[PROVIDED DATA]
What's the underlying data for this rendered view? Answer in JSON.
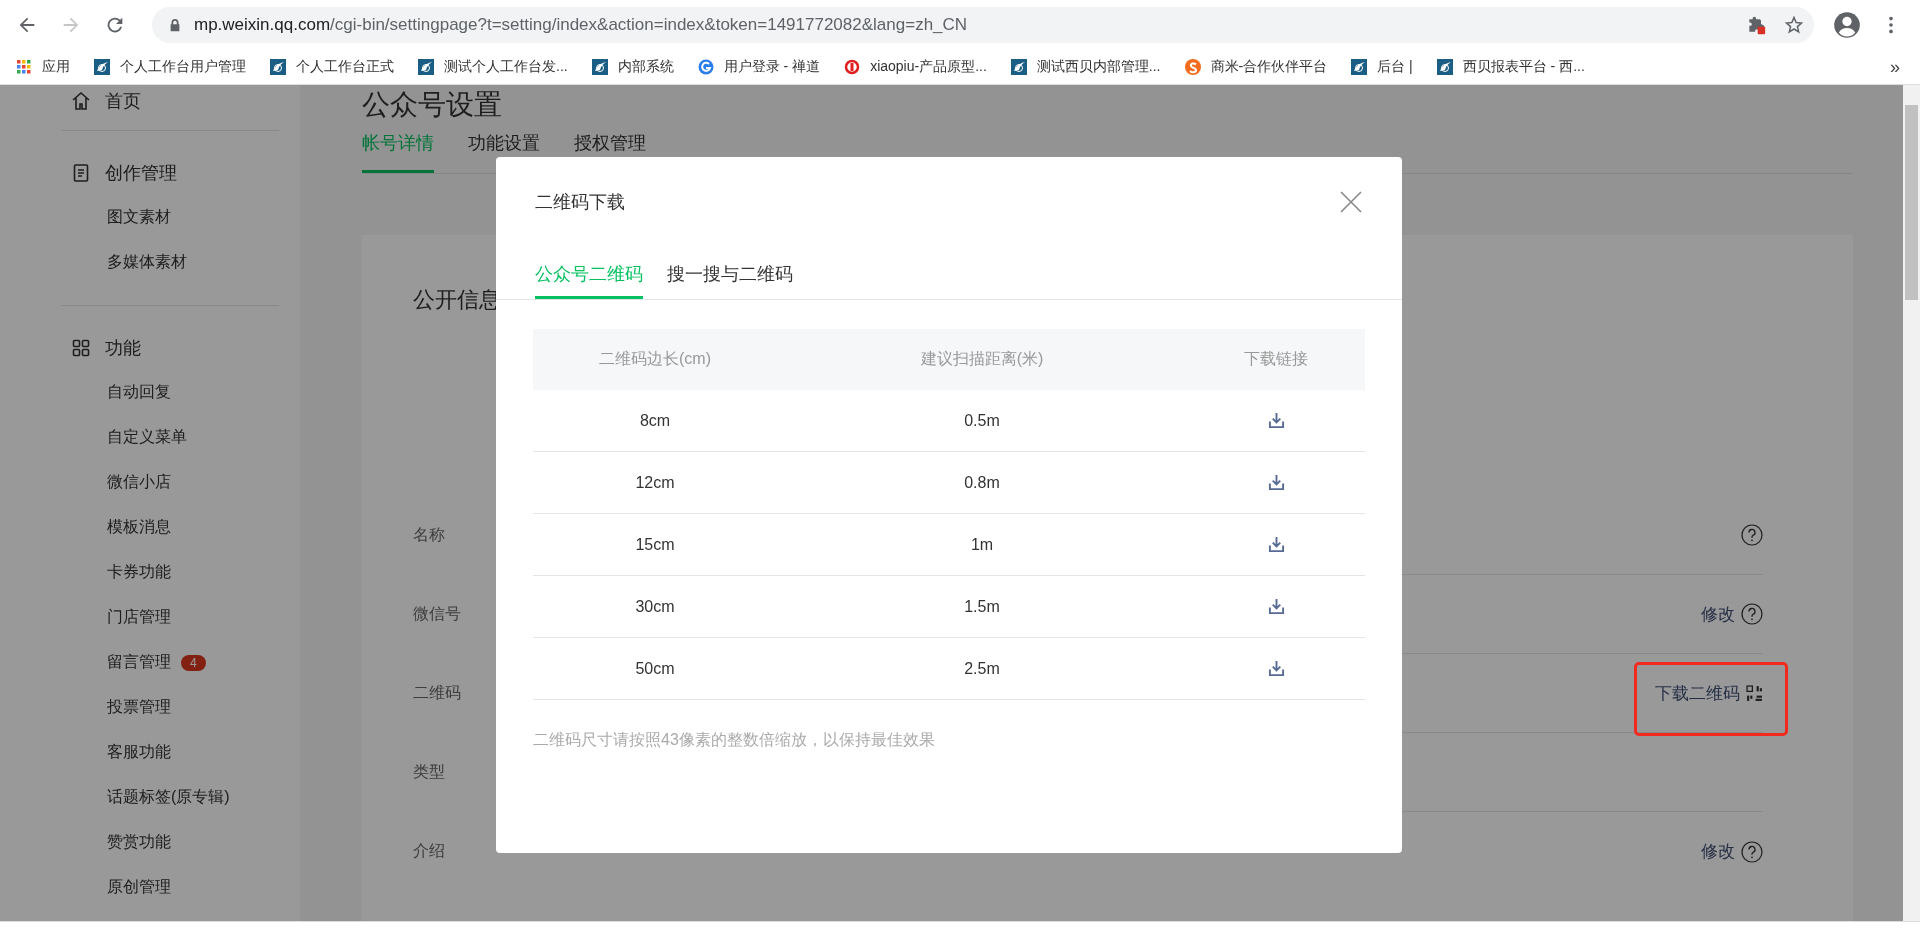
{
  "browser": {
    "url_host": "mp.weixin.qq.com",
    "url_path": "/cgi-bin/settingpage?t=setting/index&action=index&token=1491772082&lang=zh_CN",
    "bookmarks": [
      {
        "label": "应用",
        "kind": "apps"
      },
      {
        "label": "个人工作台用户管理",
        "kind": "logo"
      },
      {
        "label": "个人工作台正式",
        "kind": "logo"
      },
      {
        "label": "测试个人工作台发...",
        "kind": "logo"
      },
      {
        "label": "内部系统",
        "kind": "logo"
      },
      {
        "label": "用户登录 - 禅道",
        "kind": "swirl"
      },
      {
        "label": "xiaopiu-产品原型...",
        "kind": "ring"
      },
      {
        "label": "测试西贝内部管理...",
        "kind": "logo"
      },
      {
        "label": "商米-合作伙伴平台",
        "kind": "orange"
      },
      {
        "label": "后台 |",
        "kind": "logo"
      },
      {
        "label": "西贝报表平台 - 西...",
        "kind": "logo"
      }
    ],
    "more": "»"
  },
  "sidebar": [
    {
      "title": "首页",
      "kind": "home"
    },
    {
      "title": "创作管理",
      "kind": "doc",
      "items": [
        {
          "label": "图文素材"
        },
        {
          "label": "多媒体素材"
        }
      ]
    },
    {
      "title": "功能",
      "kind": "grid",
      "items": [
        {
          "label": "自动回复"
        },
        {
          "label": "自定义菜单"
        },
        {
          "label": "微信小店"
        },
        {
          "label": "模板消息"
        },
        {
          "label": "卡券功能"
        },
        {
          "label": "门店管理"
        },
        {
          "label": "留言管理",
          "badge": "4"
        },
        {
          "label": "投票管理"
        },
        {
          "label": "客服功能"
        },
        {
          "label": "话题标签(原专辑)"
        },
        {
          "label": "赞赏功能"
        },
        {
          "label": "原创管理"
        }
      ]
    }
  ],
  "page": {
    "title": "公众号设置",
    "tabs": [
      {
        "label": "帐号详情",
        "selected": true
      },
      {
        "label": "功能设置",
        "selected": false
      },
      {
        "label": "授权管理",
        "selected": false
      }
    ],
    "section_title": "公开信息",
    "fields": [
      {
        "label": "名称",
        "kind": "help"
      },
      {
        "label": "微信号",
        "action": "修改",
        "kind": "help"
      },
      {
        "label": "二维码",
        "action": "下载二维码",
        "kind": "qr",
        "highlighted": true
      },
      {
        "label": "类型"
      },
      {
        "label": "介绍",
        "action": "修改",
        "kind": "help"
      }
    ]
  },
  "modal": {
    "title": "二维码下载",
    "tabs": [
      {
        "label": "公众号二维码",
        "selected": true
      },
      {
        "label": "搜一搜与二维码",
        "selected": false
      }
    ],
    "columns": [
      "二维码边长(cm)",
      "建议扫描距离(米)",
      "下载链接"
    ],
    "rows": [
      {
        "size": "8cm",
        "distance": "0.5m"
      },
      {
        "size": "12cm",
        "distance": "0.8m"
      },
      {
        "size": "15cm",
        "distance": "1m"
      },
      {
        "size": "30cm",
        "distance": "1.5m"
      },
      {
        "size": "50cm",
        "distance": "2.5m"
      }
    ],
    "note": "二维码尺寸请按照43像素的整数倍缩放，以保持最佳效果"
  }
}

[DO THIS] Take the listing above and restate it word for word, without its pictures.

[TASK ANSWER]
What's the underlying data for this rendered view? Answer in JSON.
{
  "browser": {
    "url_host": "mp.weixin.qq.com",
    "url_path": "/cgi-bin/settingpage?t=setting/index&action=index&token=1491772082&lang=zh_CN",
    "bookmarks": [
      {
        "label": "应用",
        "kind": "apps"
      },
      {
        "label": "个人工作台用户管理",
        "kind": "logo"
      },
      {
        "label": "个人工作台正式",
        "kind": "logo"
      },
      {
        "label": "测试个人工作台发...",
        "kind": "logo"
      },
      {
        "label": "内部系统",
        "kind": "logo"
      },
      {
        "label": "用户登录 - 禅道",
        "kind": "swirl"
      },
      {
        "label": "xiaopiu-产品原型...",
        "kind": "ring"
      },
      {
        "label": "测试西贝内部管理...",
        "kind": "logo"
      },
      {
        "label": "商米-合作伙伴平台",
        "kind": "orange"
      },
      {
        "label": "后台 |",
        "kind": "logo"
      },
      {
        "label": "西贝报表平台 - 西...",
        "kind": "logo"
      }
    ],
    "more": "»"
  },
  "sidebar": [
    {
      "title": "首页",
      "kind": "home"
    },
    {
      "title": "创作管理",
      "kind": "doc",
      "items": [
        {
          "label": "图文素材"
        },
        {
          "label": "多媒体素材"
        }
      ]
    },
    {
      "title": "功能",
      "kind": "grid",
      "items": [
        {
          "label": "自动回复"
        },
        {
          "label": "自定义菜单"
        },
        {
          "label": "微信小店"
        },
        {
          "label": "模板消息"
        },
        {
          "label": "卡券功能"
        },
        {
          "label": "门店管理"
        },
        {
          "label": "留言管理",
          "badge": "4"
        },
        {
          "label": "投票管理"
        },
        {
          "label": "客服功能"
        },
        {
          "label": "话题标签(原专辑)"
        },
        {
          "label": "赞赏功能"
        },
        {
          "label": "原创管理"
        }
      ]
    }
  ],
  "page": {
    "title": "公众号设置",
    "tabs": [
      {
        "label": "帐号详情",
        "selected": true
      },
      {
        "label": "功能设置",
        "selected": false
      },
      {
        "label": "授权管理",
        "selected": false
      }
    ],
    "section_title": "公开信息",
    "fields": [
      {
        "label": "名称",
        "kind": "help"
      },
      {
        "label": "微信号",
        "action": "修改",
        "kind": "help"
      },
      {
        "label": "二维码",
        "action": "下载二维码",
        "kind": "qr",
        "highlighted": true
      },
      {
        "label": "类型"
      },
      {
        "label": "介绍",
        "action": "修改",
        "kind": "help"
      }
    ]
  },
  "modal": {
    "title": "二维码下载",
    "tabs": [
      {
        "label": "公众号二维码",
        "selected": true
      },
      {
        "label": "搜一搜与二维码",
        "selected": false
      }
    ],
    "columns": [
      "二维码边长(cm)",
      "建议扫描距离(米)",
      "下载链接"
    ],
    "rows": [
      {
        "size": "8cm",
        "distance": "0.5m"
      },
      {
        "size": "12cm",
        "distance": "0.8m"
      },
      {
        "size": "15cm",
        "distance": "1m"
      },
      {
        "size": "30cm",
        "distance": "1.5m"
      },
      {
        "size": "50cm",
        "distance": "2.5m"
      }
    ],
    "note": "二维码尺寸请按照43像素的整数倍缩放，以保持最佳效果"
  }
}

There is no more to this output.